Images must not appear in your copy; reproduce every other part of the records exactly.

- _TASK INPUTS_:
_ _ _ _ _ _ _

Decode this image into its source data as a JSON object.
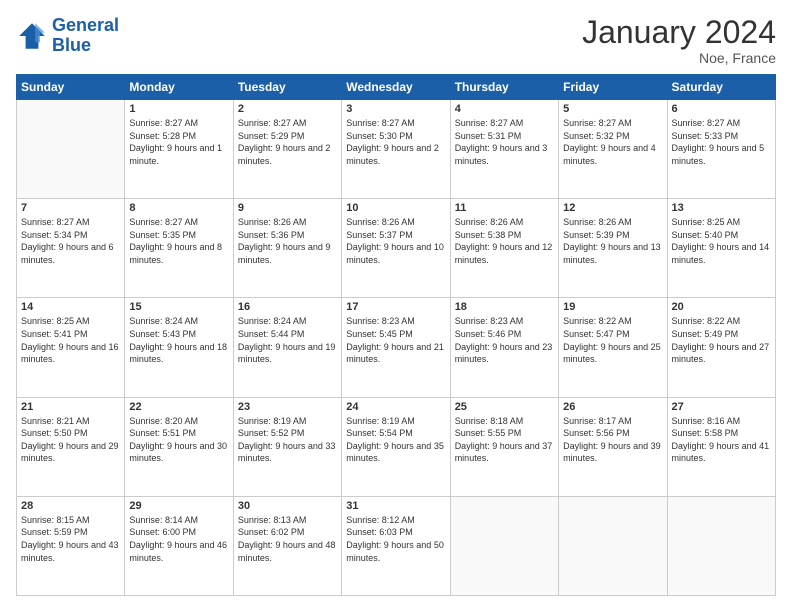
{
  "header": {
    "logo_line1": "General",
    "logo_line2": "Blue",
    "month": "January 2024",
    "location": "Noe, France"
  },
  "columns": [
    "Sunday",
    "Monday",
    "Tuesday",
    "Wednesday",
    "Thursday",
    "Friday",
    "Saturday"
  ],
  "weeks": [
    [
      {
        "day": "",
        "sunrise": "",
        "sunset": "",
        "daylight": ""
      },
      {
        "day": "1",
        "sunrise": "Sunrise: 8:27 AM",
        "sunset": "Sunset: 5:28 PM",
        "daylight": "Daylight: 9 hours and 1 minute."
      },
      {
        "day": "2",
        "sunrise": "Sunrise: 8:27 AM",
        "sunset": "Sunset: 5:29 PM",
        "daylight": "Daylight: 9 hours and 2 minutes."
      },
      {
        "day": "3",
        "sunrise": "Sunrise: 8:27 AM",
        "sunset": "Sunset: 5:30 PM",
        "daylight": "Daylight: 9 hours and 2 minutes."
      },
      {
        "day": "4",
        "sunrise": "Sunrise: 8:27 AM",
        "sunset": "Sunset: 5:31 PM",
        "daylight": "Daylight: 9 hours and 3 minutes."
      },
      {
        "day": "5",
        "sunrise": "Sunrise: 8:27 AM",
        "sunset": "Sunset: 5:32 PM",
        "daylight": "Daylight: 9 hours and 4 minutes."
      },
      {
        "day": "6",
        "sunrise": "Sunrise: 8:27 AM",
        "sunset": "Sunset: 5:33 PM",
        "daylight": "Daylight: 9 hours and 5 minutes."
      }
    ],
    [
      {
        "day": "7",
        "sunrise": "Sunrise: 8:27 AM",
        "sunset": "Sunset: 5:34 PM",
        "daylight": "Daylight: 9 hours and 6 minutes."
      },
      {
        "day": "8",
        "sunrise": "Sunrise: 8:27 AM",
        "sunset": "Sunset: 5:35 PM",
        "daylight": "Daylight: 9 hours and 8 minutes."
      },
      {
        "day": "9",
        "sunrise": "Sunrise: 8:26 AM",
        "sunset": "Sunset: 5:36 PM",
        "daylight": "Daylight: 9 hours and 9 minutes."
      },
      {
        "day": "10",
        "sunrise": "Sunrise: 8:26 AM",
        "sunset": "Sunset: 5:37 PM",
        "daylight": "Daylight: 9 hours and 10 minutes."
      },
      {
        "day": "11",
        "sunrise": "Sunrise: 8:26 AM",
        "sunset": "Sunset: 5:38 PM",
        "daylight": "Daylight: 9 hours and 12 minutes."
      },
      {
        "day": "12",
        "sunrise": "Sunrise: 8:26 AM",
        "sunset": "Sunset: 5:39 PM",
        "daylight": "Daylight: 9 hours and 13 minutes."
      },
      {
        "day": "13",
        "sunrise": "Sunrise: 8:25 AM",
        "sunset": "Sunset: 5:40 PM",
        "daylight": "Daylight: 9 hours and 14 minutes."
      }
    ],
    [
      {
        "day": "14",
        "sunrise": "Sunrise: 8:25 AM",
        "sunset": "Sunset: 5:41 PM",
        "daylight": "Daylight: 9 hours and 16 minutes."
      },
      {
        "day": "15",
        "sunrise": "Sunrise: 8:24 AM",
        "sunset": "Sunset: 5:43 PM",
        "daylight": "Daylight: 9 hours and 18 minutes."
      },
      {
        "day": "16",
        "sunrise": "Sunrise: 8:24 AM",
        "sunset": "Sunset: 5:44 PM",
        "daylight": "Daylight: 9 hours and 19 minutes."
      },
      {
        "day": "17",
        "sunrise": "Sunrise: 8:23 AM",
        "sunset": "Sunset: 5:45 PM",
        "daylight": "Daylight: 9 hours and 21 minutes."
      },
      {
        "day": "18",
        "sunrise": "Sunrise: 8:23 AM",
        "sunset": "Sunset: 5:46 PM",
        "daylight": "Daylight: 9 hours and 23 minutes."
      },
      {
        "day": "19",
        "sunrise": "Sunrise: 8:22 AM",
        "sunset": "Sunset: 5:47 PM",
        "daylight": "Daylight: 9 hours and 25 minutes."
      },
      {
        "day": "20",
        "sunrise": "Sunrise: 8:22 AM",
        "sunset": "Sunset: 5:49 PM",
        "daylight": "Daylight: 9 hours and 27 minutes."
      }
    ],
    [
      {
        "day": "21",
        "sunrise": "Sunrise: 8:21 AM",
        "sunset": "Sunset: 5:50 PM",
        "daylight": "Daylight: 9 hours and 29 minutes."
      },
      {
        "day": "22",
        "sunrise": "Sunrise: 8:20 AM",
        "sunset": "Sunset: 5:51 PM",
        "daylight": "Daylight: 9 hours and 30 minutes."
      },
      {
        "day": "23",
        "sunrise": "Sunrise: 8:19 AM",
        "sunset": "Sunset: 5:52 PM",
        "daylight": "Daylight: 9 hours and 33 minutes."
      },
      {
        "day": "24",
        "sunrise": "Sunrise: 8:19 AM",
        "sunset": "Sunset: 5:54 PM",
        "daylight": "Daylight: 9 hours and 35 minutes."
      },
      {
        "day": "25",
        "sunrise": "Sunrise: 8:18 AM",
        "sunset": "Sunset: 5:55 PM",
        "daylight": "Daylight: 9 hours and 37 minutes."
      },
      {
        "day": "26",
        "sunrise": "Sunrise: 8:17 AM",
        "sunset": "Sunset: 5:56 PM",
        "daylight": "Daylight: 9 hours and 39 minutes."
      },
      {
        "day": "27",
        "sunrise": "Sunrise: 8:16 AM",
        "sunset": "Sunset: 5:58 PM",
        "daylight": "Daylight: 9 hours and 41 minutes."
      }
    ],
    [
      {
        "day": "28",
        "sunrise": "Sunrise: 8:15 AM",
        "sunset": "Sunset: 5:59 PM",
        "daylight": "Daylight: 9 hours and 43 minutes."
      },
      {
        "day": "29",
        "sunrise": "Sunrise: 8:14 AM",
        "sunset": "Sunset: 6:00 PM",
        "daylight": "Daylight: 9 hours and 46 minutes."
      },
      {
        "day": "30",
        "sunrise": "Sunrise: 8:13 AM",
        "sunset": "Sunset: 6:02 PM",
        "daylight": "Daylight: 9 hours and 48 minutes."
      },
      {
        "day": "31",
        "sunrise": "Sunrise: 8:12 AM",
        "sunset": "Sunset: 6:03 PM",
        "daylight": "Daylight: 9 hours and 50 minutes."
      },
      {
        "day": "",
        "sunrise": "",
        "sunset": "",
        "daylight": ""
      },
      {
        "day": "",
        "sunrise": "",
        "sunset": "",
        "daylight": ""
      },
      {
        "day": "",
        "sunrise": "",
        "sunset": "",
        "daylight": ""
      }
    ]
  ]
}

_ _ _ _ _ _ _

- _EXERCISE OUTPUT_:
Decode this image into its source data as a JSON object.
{
  "header": {
    "logo_line1": "General",
    "logo_line2": "Blue",
    "month": "January 2024",
    "location": "Noe, France"
  },
  "columns": [
    "Sunday",
    "Monday",
    "Tuesday",
    "Wednesday",
    "Thursday",
    "Friday",
    "Saturday"
  ],
  "weeks": [
    [
      {
        "day": "",
        "sunrise": "",
        "sunset": "",
        "daylight": ""
      },
      {
        "day": "1",
        "sunrise": "Sunrise: 8:27 AM",
        "sunset": "Sunset: 5:28 PM",
        "daylight": "Daylight: 9 hours and 1 minute."
      },
      {
        "day": "2",
        "sunrise": "Sunrise: 8:27 AM",
        "sunset": "Sunset: 5:29 PM",
        "daylight": "Daylight: 9 hours and 2 minutes."
      },
      {
        "day": "3",
        "sunrise": "Sunrise: 8:27 AM",
        "sunset": "Sunset: 5:30 PM",
        "daylight": "Daylight: 9 hours and 2 minutes."
      },
      {
        "day": "4",
        "sunrise": "Sunrise: 8:27 AM",
        "sunset": "Sunset: 5:31 PM",
        "daylight": "Daylight: 9 hours and 3 minutes."
      },
      {
        "day": "5",
        "sunrise": "Sunrise: 8:27 AM",
        "sunset": "Sunset: 5:32 PM",
        "daylight": "Daylight: 9 hours and 4 minutes."
      },
      {
        "day": "6",
        "sunrise": "Sunrise: 8:27 AM",
        "sunset": "Sunset: 5:33 PM",
        "daylight": "Daylight: 9 hours and 5 minutes."
      }
    ],
    [
      {
        "day": "7",
        "sunrise": "Sunrise: 8:27 AM",
        "sunset": "Sunset: 5:34 PM",
        "daylight": "Daylight: 9 hours and 6 minutes."
      },
      {
        "day": "8",
        "sunrise": "Sunrise: 8:27 AM",
        "sunset": "Sunset: 5:35 PM",
        "daylight": "Daylight: 9 hours and 8 minutes."
      },
      {
        "day": "9",
        "sunrise": "Sunrise: 8:26 AM",
        "sunset": "Sunset: 5:36 PM",
        "daylight": "Daylight: 9 hours and 9 minutes."
      },
      {
        "day": "10",
        "sunrise": "Sunrise: 8:26 AM",
        "sunset": "Sunset: 5:37 PM",
        "daylight": "Daylight: 9 hours and 10 minutes."
      },
      {
        "day": "11",
        "sunrise": "Sunrise: 8:26 AM",
        "sunset": "Sunset: 5:38 PM",
        "daylight": "Daylight: 9 hours and 12 minutes."
      },
      {
        "day": "12",
        "sunrise": "Sunrise: 8:26 AM",
        "sunset": "Sunset: 5:39 PM",
        "daylight": "Daylight: 9 hours and 13 minutes."
      },
      {
        "day": "13",
        "sunrise": "Sunrise: 8:25 AM",
        "sunset": "Sunset: 5:40 PM",
        "daylight": "Daylight: 9 hours and 14 minutes."
      }
    ],
    [
      {
        "day": "14",
        "sunrise": "Sunrise: 8:25 AM",
        "sunset": "Sunset: 5:41 PM",
        "daylight": "Daylight: 9 hours and 16 minutes."
      },
      {
        "day": "15",
        "sunrise": "Sunrise: 8:24 AM",
        "sunset": "Sunset: 5:43 PM",
        "daylight": "Daylight: 9 hours and 18 minutes."
      },
      {
        "day": "16",
        "sunrise": "Sunrise: 8:24 AM",
        "sunset": "Sunset: 5:44 PM",
        "daylight": "Daylight: 9 hours and 19 minutes."
      },
      {
        "day": "17",
        "sunrise": "Sunrise: 8:23 AM",
        "sunset": "Sunset: 5:45 PM",
        "daylight": "Daylight: 9 hours and 21 minutes."
      },
      {
        "day": "18",
        "sunrise": "Sunrise: 8:23 AM",
        "sunset": "Sunset: 5:46 PM",
        "daylight": "Daylight: 9 hours and 23 minutes."
      },
      {
        "day": "19",
        "sunrise": "Sunrise: 8:22 AM",
        "sunset": "Sunset: 5:47 PM",
        "daylight": "Daylight: 9 hours and 25 minutes."
      },
      {
        "day": "20",
        "sunrise": "Sunrise: 8:22 AM",
        "sunset": "Sunset: 5:49 PM",
        "daylight": "Daylight: 9 hours and 27 minutes."
      }
    ],
    [
      {
        "day": "21",
        "sunrise": "Sunrise: 8:21 AM",
        "sunset": "Sunset: 5:50 PM",
        "daylight": "Daylight: 9 hours and 29 minutes."
      },
      {
        "day": "22",
        "sunrise": "Sunrise: 8:20 AM",
        "sunset": "Sunset: 5:51 PM",
        "daylight": "Daylight: 9 hours and 30 minutes."
      },
      {
        "day": "23",
        "sunrise": "Sunrise: 8:19 AM",
        "sunset": "Sunset: 5:52 PM",
        "daylight": "Daylight: 9 hours and 33 minutes."
      },
      {
        "day": "24",
        "sunrise": "Sunrise: 8:19 AM",
        "sunset": "Sunset: 5:54 PM",
        "daylight": "Daylight: 9 hours and 35 minutes."
      },
      {
        "day": "25",
        "sunrise": "Sunrise: 8:18 AM",
        "sunset": "Sunset: 5:55 PM",
        "daylight": "Daylight: 9 hours and 37 minutes."
      },
      {
        "day": "26",
        "sunrise": "Sunrise: 8:17 AM",
        "sunset": "Sunset: 5:56 PM",
        "daylight": "Daylight: 9 hours and 39 minutes."
      },
      {
        "day": "27",
        "sunrise": "Sunrise: 8:16 AM",
        "sunset": "Sunset: 5:58 PM",
        "daylight": "Daylight: 9 hours and 41 minutes."
      }
    ],
    [
      {
        "day": "28",
        "sunrise": "Sunrise: 8:15 AM",
        "sunset": "Sunset: 5:59 PM",
        "daylight": "Daylight: 9 hours and 43 minutes."
      },
      {
        "day": "29",
        "sunrise": "Sunrise: 8:14 AM",
        "sunset": "Sunset: 6:00 PM",
        "daylight": "Daylight: 9 hours and 46 minutes."
      },
      {
        "day": "30",
        "sunrise": "Sunrise: 8:13 AM",
        "sunset": "Sunset: 6:02 PM",
        "daylight": "Daylight: 9 hours and 48 minutes."
      },
      {
        "day": "31",
        "sunrise": "Sunrise: 8:12 AM",
        "sunset": "Sunset: 6:03 PM",
        "daylight": "Daylight: 9 hours and 50 minutes."
      },
      {
        "day": "",
        "sunrise": "",
        "sunset": "",
        "daylight": ""
      },
      {
        "day": "",
        "sunrise": "",
        "sunset": "",
        "daylight": ""
      },
      {
        "day": "",
        "sunrise": "",
        "sunset": "",
        "daylight": ""
      }
    ]
  ]
}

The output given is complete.